** Text passage follows **

Morningstar’s Opinion on VimpelCom
With its shareholder dispute with Telenor resolved and the wheels being put in motion for a sale of Algerian unit Djezzy, VimpelCom now seems ready to shift its strategic focus back to its home base of Russia. While the merger with Wind radically diversified its operational footprint, Russia--which contributes roughly 40% of the group's revenue and EBITDA--is still by far the firm's most important market. The firm was able to regain market share in 2011 after a couple of years of decline. Now that its shares have stabilized, we expect management to focus on improving gross margins by stimulating on-net traffic and optimizing the product portfolio. Prices were down nearly 15% year-over-year in the fourth quarter, but the firm now seems prepared to downshift its level of intensity. We also expect to see the focus shift to reducing the cost of goods sold by restructuring the dealer commissions along the lines of what we are seeing from Mobile TeleSystems. The firm needs to work on improving its quarterly churn rate (now at a record-high 17%) by creating new customer loyalty programs.
Russian Regulations in the Telecom Sector
On the regulatory front, things have been very quiet. There was talk of cuts to mobile termination rates and international roaming charges, but nothing materialized. We'll be keeping an eye out for the framework of the 4G spectrum auction that we expect to take place in the second half of the year. Assuming four spectrum blocks will be up for sale, it's likely we'll see the three major carriers making purchases, with the last block going to either Rostelecom or Tele2. It's possible Tele2 will try to refarm its current 2G spectrum for LTE, so odds are Rostelecom, which has strong mobile ambitions, will snag the last license.

** End of Text passage **

[Parts of the exercise]:
[1] Return the stretch of the VimpelCom commentary from "Russian Regulations in" through "the last license.", copied word for word.
[2] According to the VimpelCom commentary, roughly what share of the group's revenue and EBITDA comes from Russia?
[3] Continue the VimpelCom commentary from where it stops.

** Extracted records follows **

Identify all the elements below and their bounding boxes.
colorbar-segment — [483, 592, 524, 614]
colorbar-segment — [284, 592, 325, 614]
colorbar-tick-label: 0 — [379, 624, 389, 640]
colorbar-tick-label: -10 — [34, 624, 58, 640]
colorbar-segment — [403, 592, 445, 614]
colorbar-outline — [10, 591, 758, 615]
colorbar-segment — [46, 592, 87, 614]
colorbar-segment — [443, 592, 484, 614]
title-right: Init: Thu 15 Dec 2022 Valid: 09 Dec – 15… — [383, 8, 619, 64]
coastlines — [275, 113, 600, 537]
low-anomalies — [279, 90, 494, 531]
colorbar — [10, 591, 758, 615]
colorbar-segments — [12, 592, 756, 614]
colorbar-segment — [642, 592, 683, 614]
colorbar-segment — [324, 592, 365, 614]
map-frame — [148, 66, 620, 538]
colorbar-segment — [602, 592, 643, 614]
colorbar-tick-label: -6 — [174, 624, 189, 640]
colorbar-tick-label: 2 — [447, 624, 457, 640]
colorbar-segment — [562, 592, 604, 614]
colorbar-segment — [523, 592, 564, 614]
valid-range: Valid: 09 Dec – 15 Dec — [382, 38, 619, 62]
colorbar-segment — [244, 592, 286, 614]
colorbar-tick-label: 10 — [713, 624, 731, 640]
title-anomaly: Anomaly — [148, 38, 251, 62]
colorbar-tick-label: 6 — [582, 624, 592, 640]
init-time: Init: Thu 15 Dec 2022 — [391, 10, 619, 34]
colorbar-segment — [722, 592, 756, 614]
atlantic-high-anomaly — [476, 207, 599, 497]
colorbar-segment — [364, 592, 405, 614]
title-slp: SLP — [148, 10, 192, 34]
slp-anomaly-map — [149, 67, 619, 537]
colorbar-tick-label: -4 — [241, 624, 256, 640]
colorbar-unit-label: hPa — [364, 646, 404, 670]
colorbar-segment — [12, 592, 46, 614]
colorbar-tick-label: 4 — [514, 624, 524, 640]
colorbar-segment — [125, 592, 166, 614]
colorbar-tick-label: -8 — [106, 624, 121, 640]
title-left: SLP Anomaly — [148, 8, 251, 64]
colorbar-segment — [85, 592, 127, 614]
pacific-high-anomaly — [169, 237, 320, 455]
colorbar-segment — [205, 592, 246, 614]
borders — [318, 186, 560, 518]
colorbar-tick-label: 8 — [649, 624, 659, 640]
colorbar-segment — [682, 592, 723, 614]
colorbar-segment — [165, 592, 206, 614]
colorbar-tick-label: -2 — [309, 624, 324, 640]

** End of Extracted records **

[Responses by task]:
[1]
Russian Regulations in the Telecom Sector
On the regulatory front, things have been very quiet. There was talk of cuts to mobile termination rates and international roaming charges, but nothing materialized. We'll be keeping an eye out for the framework of the 4G spectrum auction that we expect to take place in the second half of the year. Assuming four spectrum blocks will be up for sale, it's likely we'll see the three major carriers making purchases, with the last block going to either Rostelecom or Tele2. It's possible Tele2 will try to refarm its current 2G spectrum for LTE, so odds are Rostelecom, which has strong mobile ambitions, will snag the last license.

[2] Roughly 40%.

[3]
More Upside Left in the Tank
While SIM card sales and churn increases will continue to pressure sector margins, we project the trends to go from negative to stable. With the changes in dealer commission framework, more rational promotional strategies, and a plateau in capital expenditures, free cash flow for the sector should rise. MegaFon, and its level of competitive intensity, is the key X factor; if it puts its foot back on the gas, Mobile TeleSystems and VimpelCom would mount a competitive response. Still, we believe in 2012 the carriers have already begun to make the strategic shift from share gains to operational efficiency. Combining the increased rationality with a healthier economic backdrop, surging oil prices, a strengthening ruble, and a secular growth vehicle such as smartphones, we believe Mobile TeleSystems and VimpelCom will outperform the market in 2012.